What you are asked to do = Set out every line bearing the string "FTIR".

Stored records =
+ + +

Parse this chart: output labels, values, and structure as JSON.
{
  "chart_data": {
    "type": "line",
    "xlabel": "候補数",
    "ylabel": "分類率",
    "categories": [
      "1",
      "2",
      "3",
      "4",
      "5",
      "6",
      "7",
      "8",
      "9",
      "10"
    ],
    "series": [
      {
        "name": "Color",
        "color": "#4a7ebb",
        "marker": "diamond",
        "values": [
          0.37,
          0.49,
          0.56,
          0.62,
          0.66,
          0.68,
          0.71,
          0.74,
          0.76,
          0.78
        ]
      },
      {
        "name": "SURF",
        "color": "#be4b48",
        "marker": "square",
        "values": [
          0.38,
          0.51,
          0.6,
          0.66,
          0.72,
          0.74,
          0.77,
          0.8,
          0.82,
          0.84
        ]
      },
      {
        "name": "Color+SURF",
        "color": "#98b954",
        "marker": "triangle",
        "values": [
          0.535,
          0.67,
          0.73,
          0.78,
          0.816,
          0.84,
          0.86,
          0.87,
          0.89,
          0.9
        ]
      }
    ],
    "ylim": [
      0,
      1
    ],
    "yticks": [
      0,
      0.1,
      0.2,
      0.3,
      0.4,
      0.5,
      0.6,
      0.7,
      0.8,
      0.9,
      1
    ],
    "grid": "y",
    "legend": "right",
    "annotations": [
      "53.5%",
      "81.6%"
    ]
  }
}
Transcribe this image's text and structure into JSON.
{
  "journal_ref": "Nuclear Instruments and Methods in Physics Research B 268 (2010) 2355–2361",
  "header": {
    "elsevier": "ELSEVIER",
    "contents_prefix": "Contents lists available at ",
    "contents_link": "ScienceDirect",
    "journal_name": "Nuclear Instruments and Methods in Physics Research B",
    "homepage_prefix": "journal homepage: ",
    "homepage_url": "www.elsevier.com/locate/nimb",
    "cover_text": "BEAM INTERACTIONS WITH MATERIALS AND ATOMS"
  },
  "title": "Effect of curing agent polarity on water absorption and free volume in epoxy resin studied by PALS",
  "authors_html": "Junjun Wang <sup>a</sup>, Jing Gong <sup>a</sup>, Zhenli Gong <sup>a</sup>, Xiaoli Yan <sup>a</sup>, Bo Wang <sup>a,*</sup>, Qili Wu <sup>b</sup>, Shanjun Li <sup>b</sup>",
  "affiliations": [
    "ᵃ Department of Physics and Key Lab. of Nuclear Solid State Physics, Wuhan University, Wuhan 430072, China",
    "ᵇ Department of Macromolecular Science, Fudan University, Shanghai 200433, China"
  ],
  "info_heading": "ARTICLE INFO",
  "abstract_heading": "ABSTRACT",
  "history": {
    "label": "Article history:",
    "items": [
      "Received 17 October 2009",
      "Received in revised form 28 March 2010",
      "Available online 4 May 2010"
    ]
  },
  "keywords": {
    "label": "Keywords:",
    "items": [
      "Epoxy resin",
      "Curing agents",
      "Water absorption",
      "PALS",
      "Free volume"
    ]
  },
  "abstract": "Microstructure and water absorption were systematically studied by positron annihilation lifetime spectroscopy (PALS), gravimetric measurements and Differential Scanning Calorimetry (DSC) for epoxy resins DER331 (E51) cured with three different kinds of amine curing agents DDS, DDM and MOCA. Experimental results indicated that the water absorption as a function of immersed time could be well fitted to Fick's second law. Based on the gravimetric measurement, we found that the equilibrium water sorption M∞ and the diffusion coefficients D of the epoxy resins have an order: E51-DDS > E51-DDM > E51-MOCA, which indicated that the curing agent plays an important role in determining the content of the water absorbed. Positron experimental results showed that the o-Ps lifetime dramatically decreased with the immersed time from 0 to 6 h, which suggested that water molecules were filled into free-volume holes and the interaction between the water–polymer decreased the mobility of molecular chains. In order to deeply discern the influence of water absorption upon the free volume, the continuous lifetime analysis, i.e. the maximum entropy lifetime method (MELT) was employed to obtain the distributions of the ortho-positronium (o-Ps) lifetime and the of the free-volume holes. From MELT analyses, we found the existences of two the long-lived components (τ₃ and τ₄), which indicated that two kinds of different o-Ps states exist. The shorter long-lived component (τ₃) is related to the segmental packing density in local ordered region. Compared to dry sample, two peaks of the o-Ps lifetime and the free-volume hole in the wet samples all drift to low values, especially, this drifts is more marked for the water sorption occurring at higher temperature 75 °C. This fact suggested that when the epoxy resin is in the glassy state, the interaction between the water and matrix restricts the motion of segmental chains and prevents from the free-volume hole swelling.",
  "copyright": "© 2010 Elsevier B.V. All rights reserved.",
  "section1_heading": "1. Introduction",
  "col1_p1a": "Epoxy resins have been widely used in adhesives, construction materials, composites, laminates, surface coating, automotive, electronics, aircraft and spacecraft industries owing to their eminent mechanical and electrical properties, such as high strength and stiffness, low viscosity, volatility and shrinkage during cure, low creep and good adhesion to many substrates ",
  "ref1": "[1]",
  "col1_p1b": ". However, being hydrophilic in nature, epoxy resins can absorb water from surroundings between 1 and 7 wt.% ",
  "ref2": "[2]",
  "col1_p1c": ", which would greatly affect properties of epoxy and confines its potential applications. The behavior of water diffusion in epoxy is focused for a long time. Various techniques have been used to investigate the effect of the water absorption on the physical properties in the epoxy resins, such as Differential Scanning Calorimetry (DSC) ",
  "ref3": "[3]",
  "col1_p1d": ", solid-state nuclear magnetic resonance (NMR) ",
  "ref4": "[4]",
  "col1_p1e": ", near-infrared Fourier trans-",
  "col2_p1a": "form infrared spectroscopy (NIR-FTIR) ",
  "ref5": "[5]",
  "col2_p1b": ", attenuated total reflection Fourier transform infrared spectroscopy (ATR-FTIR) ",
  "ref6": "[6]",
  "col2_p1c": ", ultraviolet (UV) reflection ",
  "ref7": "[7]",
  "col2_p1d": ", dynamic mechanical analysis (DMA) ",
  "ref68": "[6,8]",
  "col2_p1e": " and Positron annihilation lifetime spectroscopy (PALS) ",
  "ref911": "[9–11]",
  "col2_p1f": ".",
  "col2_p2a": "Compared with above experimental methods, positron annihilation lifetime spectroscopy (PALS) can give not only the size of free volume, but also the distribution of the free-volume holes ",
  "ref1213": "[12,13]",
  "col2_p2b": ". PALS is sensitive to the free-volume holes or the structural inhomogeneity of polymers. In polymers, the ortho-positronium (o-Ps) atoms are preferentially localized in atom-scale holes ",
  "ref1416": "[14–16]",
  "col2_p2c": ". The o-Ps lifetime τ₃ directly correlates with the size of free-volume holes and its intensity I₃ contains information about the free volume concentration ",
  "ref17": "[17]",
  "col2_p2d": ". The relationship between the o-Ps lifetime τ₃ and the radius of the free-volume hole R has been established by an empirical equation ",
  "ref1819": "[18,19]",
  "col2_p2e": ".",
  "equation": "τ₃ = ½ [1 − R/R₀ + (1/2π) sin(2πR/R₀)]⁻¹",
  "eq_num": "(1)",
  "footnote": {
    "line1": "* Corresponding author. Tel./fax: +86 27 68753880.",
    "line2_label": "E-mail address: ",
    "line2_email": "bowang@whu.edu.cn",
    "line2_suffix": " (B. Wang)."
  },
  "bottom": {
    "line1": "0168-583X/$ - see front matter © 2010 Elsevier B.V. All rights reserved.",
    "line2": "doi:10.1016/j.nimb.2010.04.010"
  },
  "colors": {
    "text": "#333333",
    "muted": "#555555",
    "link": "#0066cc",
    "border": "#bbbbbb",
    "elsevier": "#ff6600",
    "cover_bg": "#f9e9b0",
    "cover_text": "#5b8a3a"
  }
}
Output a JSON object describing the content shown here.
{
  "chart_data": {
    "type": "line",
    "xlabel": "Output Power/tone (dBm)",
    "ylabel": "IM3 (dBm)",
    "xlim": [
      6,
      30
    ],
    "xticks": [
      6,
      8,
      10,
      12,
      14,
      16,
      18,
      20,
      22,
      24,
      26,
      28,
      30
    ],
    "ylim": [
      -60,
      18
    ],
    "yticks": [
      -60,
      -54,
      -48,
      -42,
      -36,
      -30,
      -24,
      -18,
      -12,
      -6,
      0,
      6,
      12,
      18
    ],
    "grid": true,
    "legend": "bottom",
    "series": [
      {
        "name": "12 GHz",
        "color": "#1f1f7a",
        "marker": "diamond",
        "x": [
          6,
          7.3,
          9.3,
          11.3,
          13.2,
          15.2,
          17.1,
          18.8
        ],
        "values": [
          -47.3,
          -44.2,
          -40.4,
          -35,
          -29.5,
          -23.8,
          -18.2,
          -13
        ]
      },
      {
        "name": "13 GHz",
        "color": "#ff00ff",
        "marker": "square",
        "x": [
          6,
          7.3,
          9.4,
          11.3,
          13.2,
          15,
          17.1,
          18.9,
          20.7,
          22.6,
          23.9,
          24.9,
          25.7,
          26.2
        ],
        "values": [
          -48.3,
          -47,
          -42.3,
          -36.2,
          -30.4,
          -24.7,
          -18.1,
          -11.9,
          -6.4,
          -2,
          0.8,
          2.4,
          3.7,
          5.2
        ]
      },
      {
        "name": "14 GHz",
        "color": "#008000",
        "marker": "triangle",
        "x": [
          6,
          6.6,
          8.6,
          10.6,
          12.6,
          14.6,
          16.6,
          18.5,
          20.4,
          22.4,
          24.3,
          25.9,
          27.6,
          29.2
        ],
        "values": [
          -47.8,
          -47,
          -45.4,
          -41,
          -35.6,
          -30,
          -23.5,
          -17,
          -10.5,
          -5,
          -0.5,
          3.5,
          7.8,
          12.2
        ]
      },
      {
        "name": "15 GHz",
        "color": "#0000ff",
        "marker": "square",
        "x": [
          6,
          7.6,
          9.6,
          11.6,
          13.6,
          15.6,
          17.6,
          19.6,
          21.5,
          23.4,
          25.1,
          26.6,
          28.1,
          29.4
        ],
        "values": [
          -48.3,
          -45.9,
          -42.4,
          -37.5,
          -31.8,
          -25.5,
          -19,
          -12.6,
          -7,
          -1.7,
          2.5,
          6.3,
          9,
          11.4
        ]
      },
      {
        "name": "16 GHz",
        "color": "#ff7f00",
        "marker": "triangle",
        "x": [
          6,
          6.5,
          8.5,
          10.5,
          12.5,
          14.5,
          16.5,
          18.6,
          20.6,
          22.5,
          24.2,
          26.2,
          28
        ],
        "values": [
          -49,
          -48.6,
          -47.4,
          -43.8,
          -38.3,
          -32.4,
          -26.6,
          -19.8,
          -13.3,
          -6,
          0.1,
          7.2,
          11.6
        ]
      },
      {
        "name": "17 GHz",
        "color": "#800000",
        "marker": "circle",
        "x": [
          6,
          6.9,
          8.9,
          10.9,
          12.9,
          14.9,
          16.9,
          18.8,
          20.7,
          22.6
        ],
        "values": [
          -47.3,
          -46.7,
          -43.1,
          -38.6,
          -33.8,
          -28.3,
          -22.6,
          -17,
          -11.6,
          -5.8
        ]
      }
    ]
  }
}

+ + +

Task result =
  "col2_p1a": "form infrared spectroscopy (NIR-FTIR) ",
  "col2_p1b": ", attenuated total reflection Fourier transform infrared spectroscopy (ATR-FTIR) ",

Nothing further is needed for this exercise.